_Objective_
Report how many lines below contain the word "Abdolls", and give only that number.

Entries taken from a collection
========================

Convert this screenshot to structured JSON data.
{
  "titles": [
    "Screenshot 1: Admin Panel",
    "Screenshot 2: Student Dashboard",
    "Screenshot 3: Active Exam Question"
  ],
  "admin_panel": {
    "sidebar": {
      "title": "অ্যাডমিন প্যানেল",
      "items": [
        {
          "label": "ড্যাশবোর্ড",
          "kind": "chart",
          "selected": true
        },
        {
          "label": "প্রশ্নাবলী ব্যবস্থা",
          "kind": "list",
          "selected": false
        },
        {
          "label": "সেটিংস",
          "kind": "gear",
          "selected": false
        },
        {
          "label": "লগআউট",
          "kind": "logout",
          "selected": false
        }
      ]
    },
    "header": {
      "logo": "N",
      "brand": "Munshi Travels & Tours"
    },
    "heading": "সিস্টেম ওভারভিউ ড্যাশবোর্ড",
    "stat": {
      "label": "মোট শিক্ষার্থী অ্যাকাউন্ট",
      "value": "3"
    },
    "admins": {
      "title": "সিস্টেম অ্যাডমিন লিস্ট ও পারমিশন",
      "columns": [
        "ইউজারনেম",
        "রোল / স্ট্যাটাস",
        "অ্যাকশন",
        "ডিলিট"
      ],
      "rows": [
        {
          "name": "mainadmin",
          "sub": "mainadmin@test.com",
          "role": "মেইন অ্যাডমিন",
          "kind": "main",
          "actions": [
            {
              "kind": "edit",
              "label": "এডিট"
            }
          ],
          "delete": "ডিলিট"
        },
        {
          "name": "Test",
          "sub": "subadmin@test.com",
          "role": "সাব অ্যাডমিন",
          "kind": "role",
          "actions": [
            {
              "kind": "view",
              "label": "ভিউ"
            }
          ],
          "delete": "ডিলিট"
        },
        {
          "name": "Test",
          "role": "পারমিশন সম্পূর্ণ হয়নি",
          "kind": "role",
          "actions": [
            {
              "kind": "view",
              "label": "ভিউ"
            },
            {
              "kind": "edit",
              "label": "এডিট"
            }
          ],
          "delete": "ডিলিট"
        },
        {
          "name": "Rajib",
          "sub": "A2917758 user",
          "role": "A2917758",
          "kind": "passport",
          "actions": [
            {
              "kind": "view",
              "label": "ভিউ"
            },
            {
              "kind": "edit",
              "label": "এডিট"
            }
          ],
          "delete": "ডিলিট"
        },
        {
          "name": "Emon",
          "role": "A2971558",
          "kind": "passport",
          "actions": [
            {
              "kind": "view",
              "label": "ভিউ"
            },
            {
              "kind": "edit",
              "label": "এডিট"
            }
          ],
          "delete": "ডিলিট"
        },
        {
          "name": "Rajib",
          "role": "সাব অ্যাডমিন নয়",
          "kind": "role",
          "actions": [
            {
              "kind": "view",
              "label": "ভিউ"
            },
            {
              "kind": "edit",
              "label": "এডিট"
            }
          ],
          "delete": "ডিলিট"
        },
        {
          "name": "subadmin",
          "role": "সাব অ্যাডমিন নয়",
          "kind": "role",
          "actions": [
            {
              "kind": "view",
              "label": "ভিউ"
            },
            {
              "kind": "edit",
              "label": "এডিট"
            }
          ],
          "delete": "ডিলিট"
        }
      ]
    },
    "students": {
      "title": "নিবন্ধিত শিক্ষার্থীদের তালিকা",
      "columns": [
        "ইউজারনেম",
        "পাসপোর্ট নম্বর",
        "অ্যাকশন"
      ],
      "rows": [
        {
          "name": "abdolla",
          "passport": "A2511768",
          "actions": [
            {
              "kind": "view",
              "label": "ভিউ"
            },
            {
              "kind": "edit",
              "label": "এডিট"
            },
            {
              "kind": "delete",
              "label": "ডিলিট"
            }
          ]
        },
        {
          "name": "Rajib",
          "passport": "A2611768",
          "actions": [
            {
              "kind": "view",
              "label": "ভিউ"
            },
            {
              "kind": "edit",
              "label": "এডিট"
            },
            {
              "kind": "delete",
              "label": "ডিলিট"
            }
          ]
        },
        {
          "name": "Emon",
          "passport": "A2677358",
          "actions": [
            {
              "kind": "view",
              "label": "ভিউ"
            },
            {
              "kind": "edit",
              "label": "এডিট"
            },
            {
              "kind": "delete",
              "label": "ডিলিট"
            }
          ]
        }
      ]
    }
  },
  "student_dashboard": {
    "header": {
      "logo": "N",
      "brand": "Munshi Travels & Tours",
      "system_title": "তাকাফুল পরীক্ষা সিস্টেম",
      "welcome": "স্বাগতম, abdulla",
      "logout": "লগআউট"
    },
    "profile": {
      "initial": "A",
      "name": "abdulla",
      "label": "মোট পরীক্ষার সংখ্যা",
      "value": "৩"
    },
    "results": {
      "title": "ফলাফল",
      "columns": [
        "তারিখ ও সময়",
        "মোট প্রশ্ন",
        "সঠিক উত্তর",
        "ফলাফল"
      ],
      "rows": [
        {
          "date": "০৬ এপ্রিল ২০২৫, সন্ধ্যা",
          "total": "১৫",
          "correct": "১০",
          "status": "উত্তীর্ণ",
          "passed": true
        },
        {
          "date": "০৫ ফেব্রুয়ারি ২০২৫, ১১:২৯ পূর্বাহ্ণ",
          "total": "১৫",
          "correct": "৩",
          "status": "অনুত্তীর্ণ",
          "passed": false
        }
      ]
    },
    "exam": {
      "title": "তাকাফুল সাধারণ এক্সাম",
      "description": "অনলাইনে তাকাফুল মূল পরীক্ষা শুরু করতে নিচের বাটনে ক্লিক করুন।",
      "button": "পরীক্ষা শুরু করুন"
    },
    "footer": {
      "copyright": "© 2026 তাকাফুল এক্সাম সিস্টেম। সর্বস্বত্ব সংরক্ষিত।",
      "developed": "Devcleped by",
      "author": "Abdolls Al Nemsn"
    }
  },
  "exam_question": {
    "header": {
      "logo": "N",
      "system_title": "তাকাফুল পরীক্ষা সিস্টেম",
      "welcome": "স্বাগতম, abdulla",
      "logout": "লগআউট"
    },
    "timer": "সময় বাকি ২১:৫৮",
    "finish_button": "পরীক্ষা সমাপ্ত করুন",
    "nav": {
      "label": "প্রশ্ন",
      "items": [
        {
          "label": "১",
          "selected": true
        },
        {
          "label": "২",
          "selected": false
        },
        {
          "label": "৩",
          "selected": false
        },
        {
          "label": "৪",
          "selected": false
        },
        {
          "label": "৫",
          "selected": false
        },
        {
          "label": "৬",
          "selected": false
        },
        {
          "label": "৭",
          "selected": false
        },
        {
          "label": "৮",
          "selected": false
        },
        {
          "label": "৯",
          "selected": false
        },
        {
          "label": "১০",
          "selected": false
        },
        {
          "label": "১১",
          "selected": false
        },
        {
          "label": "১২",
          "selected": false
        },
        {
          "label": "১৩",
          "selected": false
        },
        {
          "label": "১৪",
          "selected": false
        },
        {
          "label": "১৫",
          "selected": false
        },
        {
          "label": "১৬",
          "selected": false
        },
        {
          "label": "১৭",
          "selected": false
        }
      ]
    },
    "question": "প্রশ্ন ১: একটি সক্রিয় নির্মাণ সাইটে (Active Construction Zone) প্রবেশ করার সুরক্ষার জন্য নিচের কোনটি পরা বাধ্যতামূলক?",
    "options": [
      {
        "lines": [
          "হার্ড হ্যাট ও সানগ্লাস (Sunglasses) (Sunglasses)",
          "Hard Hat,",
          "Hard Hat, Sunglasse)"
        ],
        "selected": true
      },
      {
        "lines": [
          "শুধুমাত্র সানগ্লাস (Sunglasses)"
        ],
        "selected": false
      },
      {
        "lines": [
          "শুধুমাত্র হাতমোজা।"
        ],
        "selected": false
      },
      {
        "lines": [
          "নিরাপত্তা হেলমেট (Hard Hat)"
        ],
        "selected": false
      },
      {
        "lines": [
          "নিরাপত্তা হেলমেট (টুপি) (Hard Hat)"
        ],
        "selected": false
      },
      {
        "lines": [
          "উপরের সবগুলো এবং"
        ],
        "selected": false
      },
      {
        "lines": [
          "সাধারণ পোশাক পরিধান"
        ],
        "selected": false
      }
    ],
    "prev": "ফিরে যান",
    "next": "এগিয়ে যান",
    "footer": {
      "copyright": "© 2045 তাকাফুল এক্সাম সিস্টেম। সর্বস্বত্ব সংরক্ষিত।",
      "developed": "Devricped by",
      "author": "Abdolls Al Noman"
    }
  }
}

========================

_Solution to this problem_
2